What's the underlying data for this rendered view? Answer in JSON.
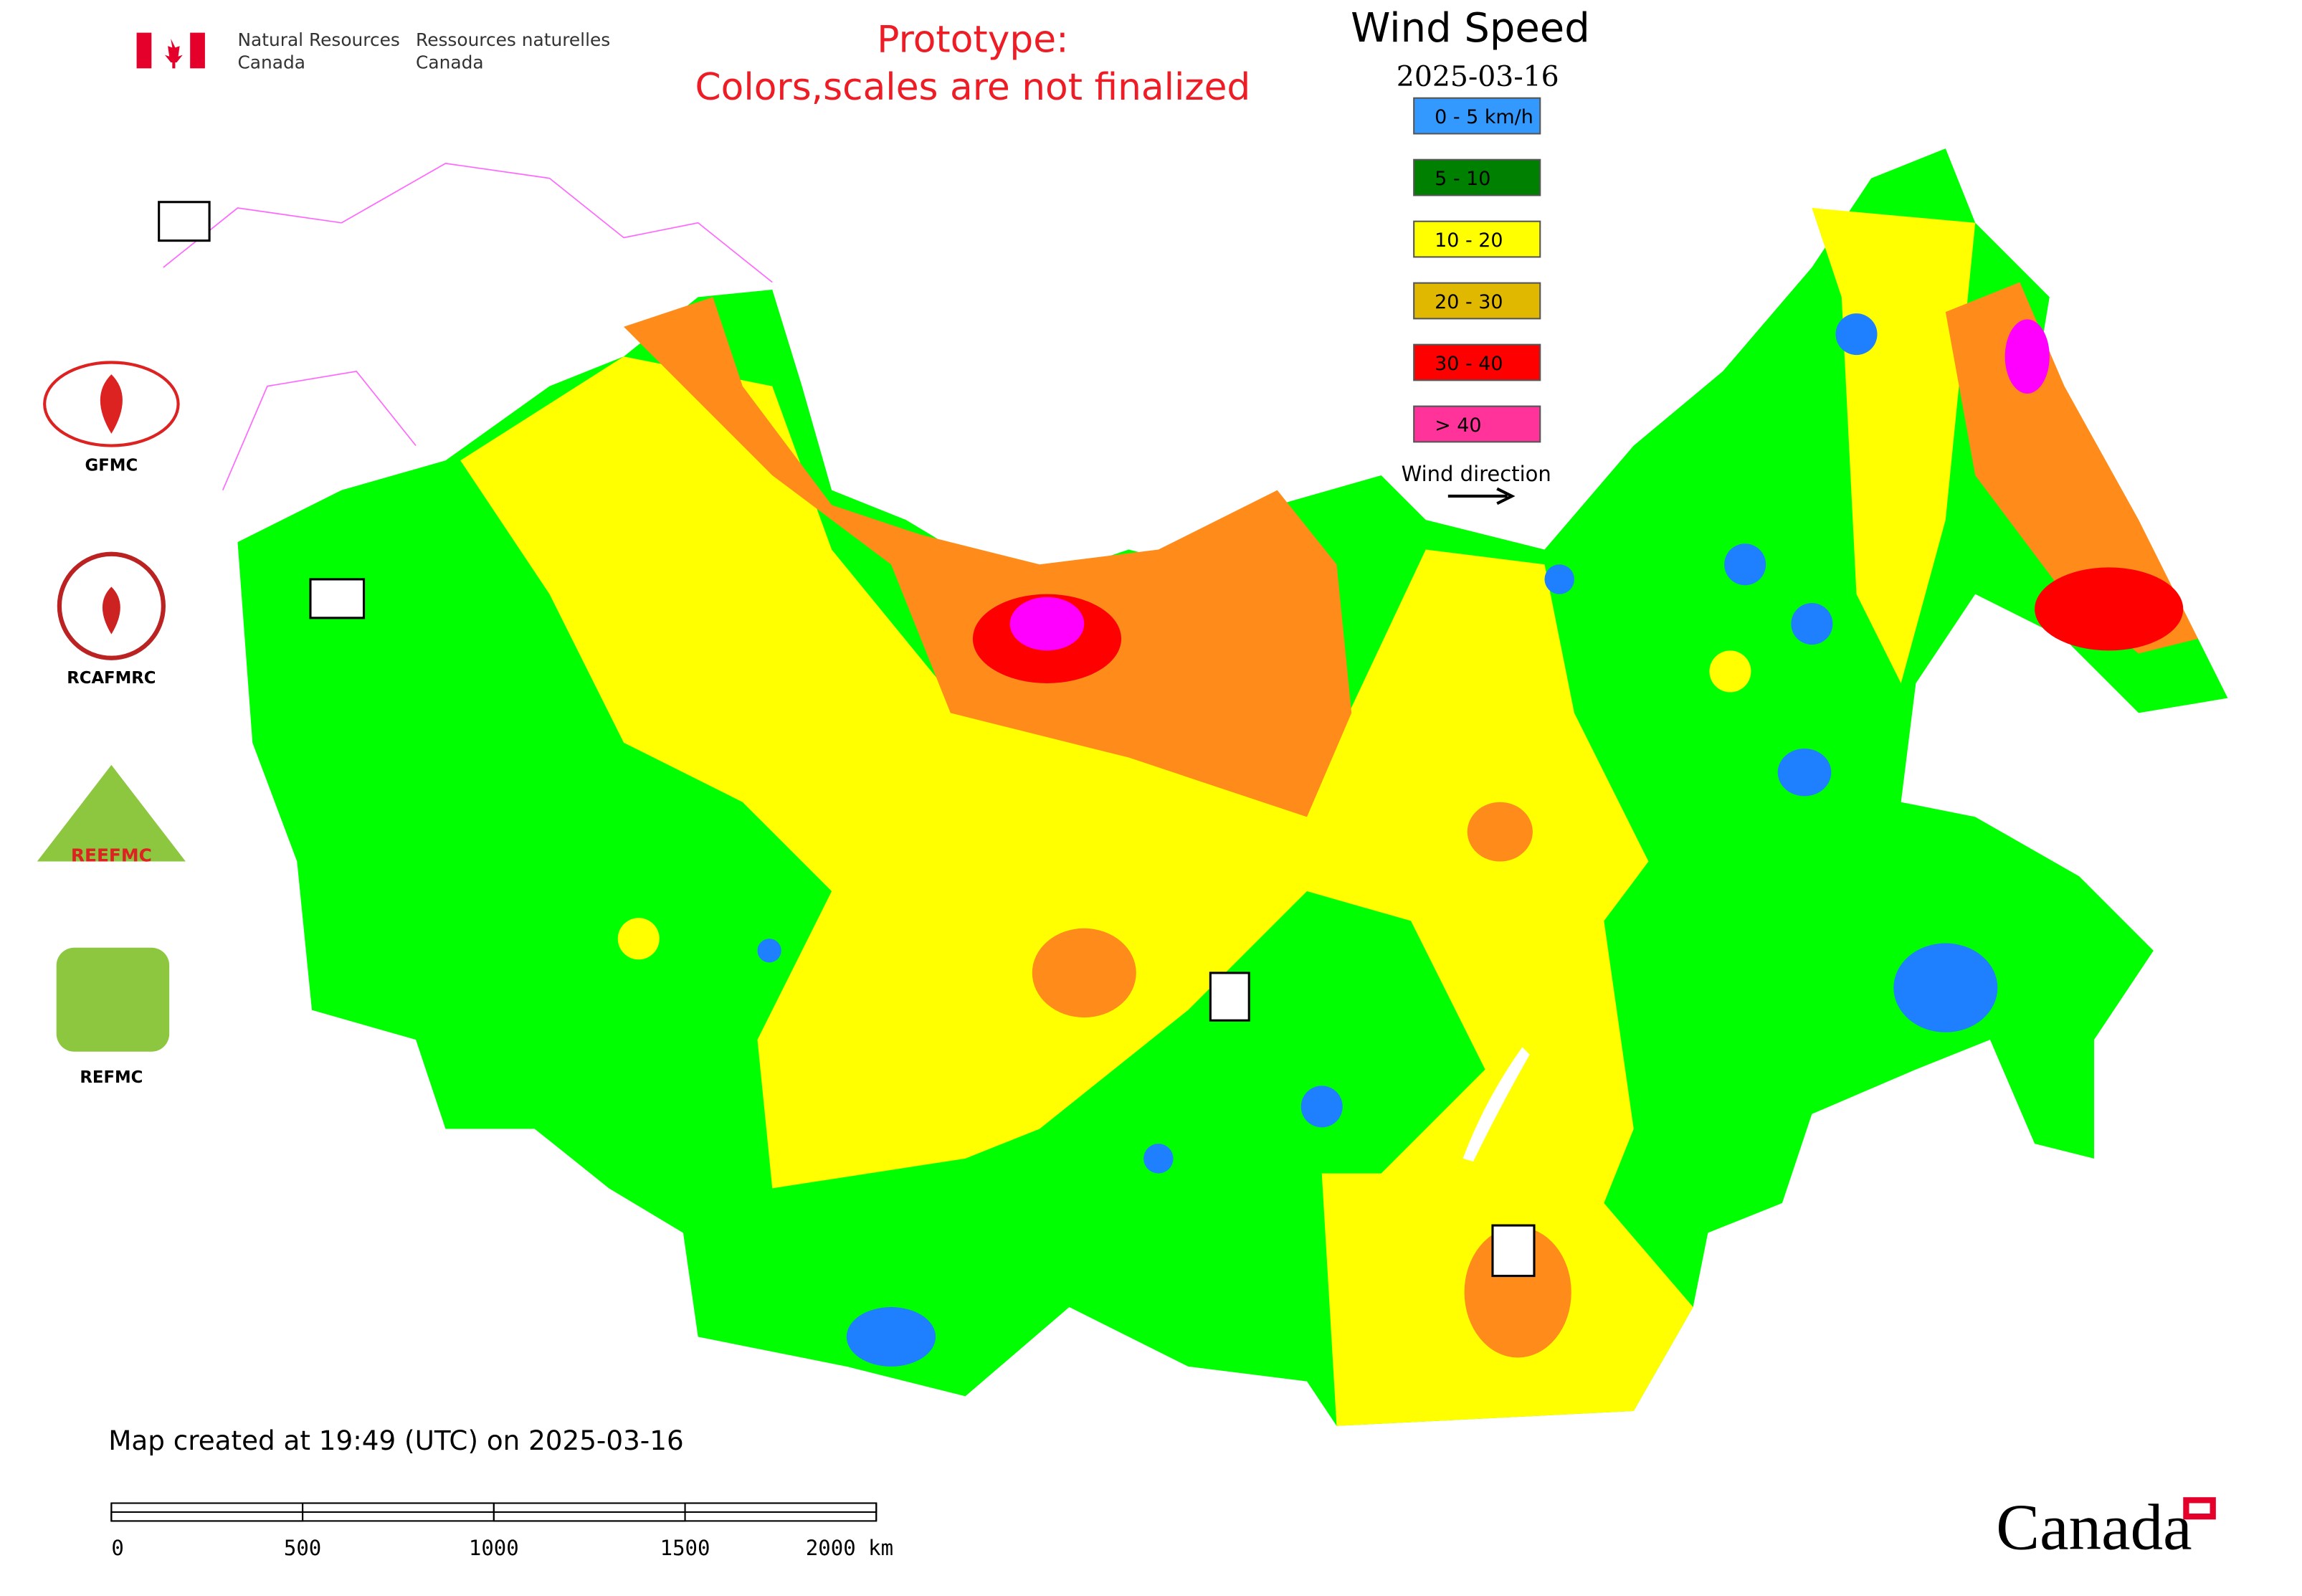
{
  "header": {
    "agency_en": [
      "Natural Resources",
      "Canada"
    ],
    "agency_fr": [
      "Ressources naturelles",
      "Canada"
    ],
    "notice": [
      "Prototype:",
      "Colors,scales are not finalized"
    ]
  },
  "legend": {
    "title": "Wind Speed",
    "date": "2025-03-16",
    "items": [
      {
        "label": "0 - 5 km/h",
        "color": "#3399ff"
      },
      {
        "label": "5 - 10",
        "color": "#008000"
      },
      {
        "label": "10 - 20",
        "color": "#ffff00"
      },
      {
        "label": "20 - 30",
        "color": "#e0b800"
      },
      {
        "label": "30 - 40",
        "color": "#ff0000"
      },
      {
        "label": "> 40",
        "color": "#ff3399"
      }
    ],
    "wind_direction": "Wind direction"
  },
  "logos": [
    {
      "label": "GFMC"
    },
    {
      "label": "RCAFMRC"
    },
    {
      "label": "REEFMC"
    },
    {
      "label": "REFMC"
    }
  ],
  "footer": {
    "created": "Map created at 19:49 (UTC) on 2025-03-16",
    "brand": "Canada"
  },
  "scale_bar": {
    "ticks": [
      0,
      500,
      1000,
      1500,
      {
        "value": 2000,
        "label": "2000 km"
      }
    ]
  }
}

+ + + + + + +

Task brief - Copy the listing over exactly, skipping the pictures it holds.

Correct result -
What's the underlying data for this rendered view? Answer in JSON.
{
  "header": {
    "agency_en": [
      "Natural Resources",
      "Canada"
    ],
    "agency_fr": [
      "Ressources naturelles",
      "Canada"
    ],
    "notice": [
      "Prototype:",
      "Colors,scales are not finalized"
    ]
  },
  "legend": {
    "title": "Wind Speed",
    "date": "2025-03-16",
    "items": [
      {
        "label": "0 - 5 km/h",
        "color": "#3399ff"
      },
      {
        "label": "5 - 10",
        "color": "#008000"
      },
      {
        "label": "10 - 20",
        "color": "#ffff00"
      },
      {
        "label": "20 - 30",
        "color": "#e0b800"
      },
      {
        "label": "30 - 40",
        "color": "#ff0000"
      },
      {
        "label": "> 40",
        "color": "#ff3399"
      }
    ],
    "wind_direction": "Wind direction"
  },
  "logos": [
    {
      "label": "GFMC"
    },
    {
      "label": "RCAFMRC"
    },
    {
      "label": "REEFMC"
    },
    {
      "label": "REFMC"
    }
  ],
  "footer": {
    "created": "Map created at 19:49 (UTC) on 2025-03-16",
    "brand": "Canada"
  },
  "scale_bar": {
    "ticks": [
      0,
      500,
      1000,
      1500,
      {
        "value": 2000,
        "label": "2000 km"
      }
    ]
  }
}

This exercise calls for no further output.